[Start]

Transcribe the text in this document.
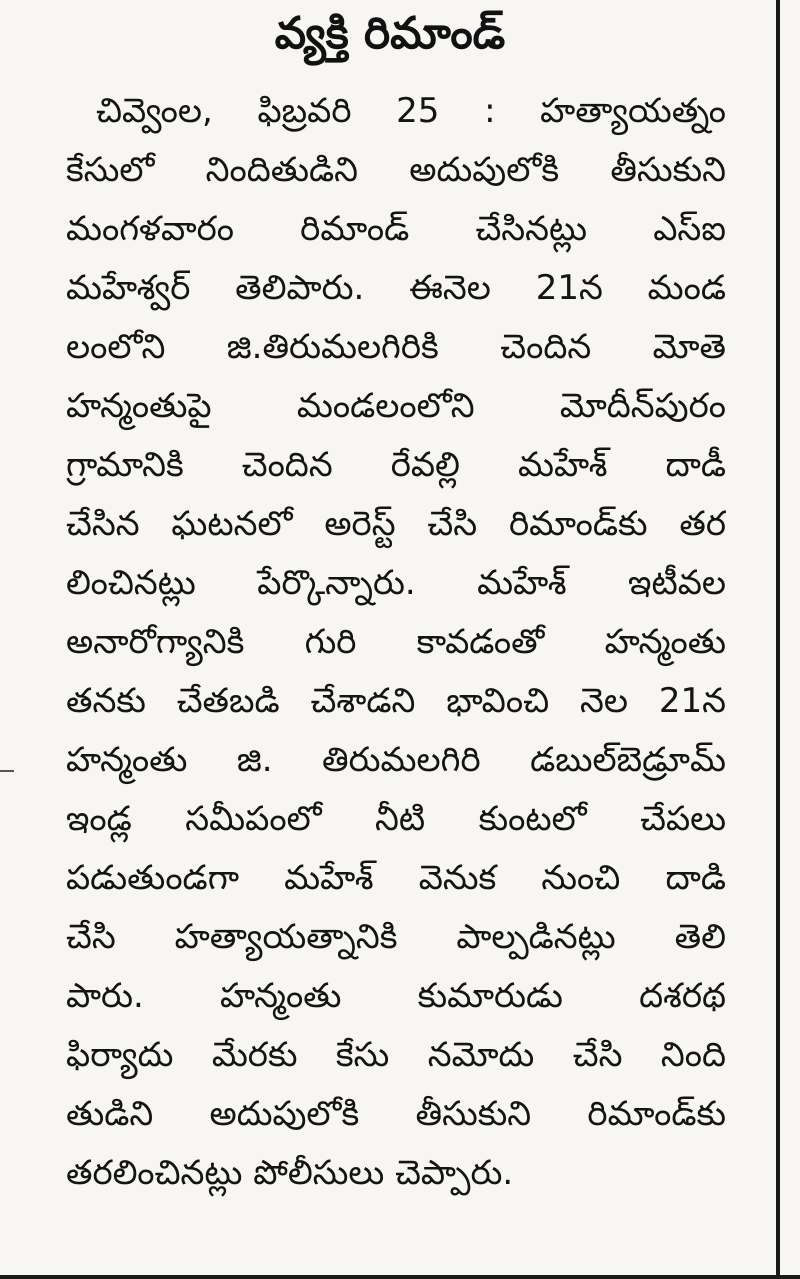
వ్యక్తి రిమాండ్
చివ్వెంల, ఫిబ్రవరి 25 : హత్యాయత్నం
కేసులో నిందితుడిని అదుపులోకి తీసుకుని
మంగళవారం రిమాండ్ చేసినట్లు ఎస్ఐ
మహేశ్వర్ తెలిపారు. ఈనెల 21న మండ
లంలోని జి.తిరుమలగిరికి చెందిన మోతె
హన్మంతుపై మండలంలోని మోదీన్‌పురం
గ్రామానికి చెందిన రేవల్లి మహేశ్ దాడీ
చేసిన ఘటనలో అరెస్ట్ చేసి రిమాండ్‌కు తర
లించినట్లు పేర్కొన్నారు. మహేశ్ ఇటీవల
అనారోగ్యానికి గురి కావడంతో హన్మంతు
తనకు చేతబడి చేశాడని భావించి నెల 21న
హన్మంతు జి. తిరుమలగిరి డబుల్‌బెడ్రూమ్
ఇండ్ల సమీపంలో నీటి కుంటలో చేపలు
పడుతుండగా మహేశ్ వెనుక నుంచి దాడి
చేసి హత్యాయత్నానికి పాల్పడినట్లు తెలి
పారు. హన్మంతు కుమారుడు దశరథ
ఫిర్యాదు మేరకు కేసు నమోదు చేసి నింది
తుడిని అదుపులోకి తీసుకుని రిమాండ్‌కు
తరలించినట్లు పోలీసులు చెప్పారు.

[End]

_What the task asks_
Reproduce all entries without any change, and omit the pictures.

_Reply to the task_
Transcribe the text in this document.
వ్యక్తి రిమాండ్
చివ్వెంల, ఫిబ్రవరి 25 : హత్యాయత్నం
కేసులో నిందితుడిని అదుపులోకి తీసుకుని
మంగళవారం రిమాండ్ చేసినట్లు ఎస్ఐ
మహేశ్వర్ తెలిపారు. ఈనెల 21న మండ
లంలోని జి.తిరుమలగిరికి చెందిన మోతె
హన్మంతుపై మండలంలోని మోదీన్‌పురం
గ్రామానికి చెందిన రేవల్లి మహేశ్ దాడీ
చేసిన ఘటనలో అరెస్ట్ చేసి రిమాండ్‌కు తర
లించినట్లు పేర్కొన్నారు. మహేశ్ ఇటీవల
అనారోగ్యానికి గురి కావడంతో హన్మంతు
తనకు చేతబడి చేశాడని భావించి నెల 21న
హన్మంతు జి. తిరుమలగిరి డబుల్‌బెడ్రూమ్
ఇండ్ల సమీపంలో నీటి కుంటలో చేపలు
పడుతుండగా మహేశ్ వెనుక నుంచి దాడి
చేసి హత్యాయత్నానికి పాల్పడినట్లు తెలి
పారు. హన్మంతు కుమారుడు దశరథ
ఫిర్యాదు మేరకు కేసు నమోదు చేసి నింది
తుడిని అదుపులోకి తీసుకుని రిమాండ్‌కు
తరలించినట్లు పోలీసులు చెప్పారు.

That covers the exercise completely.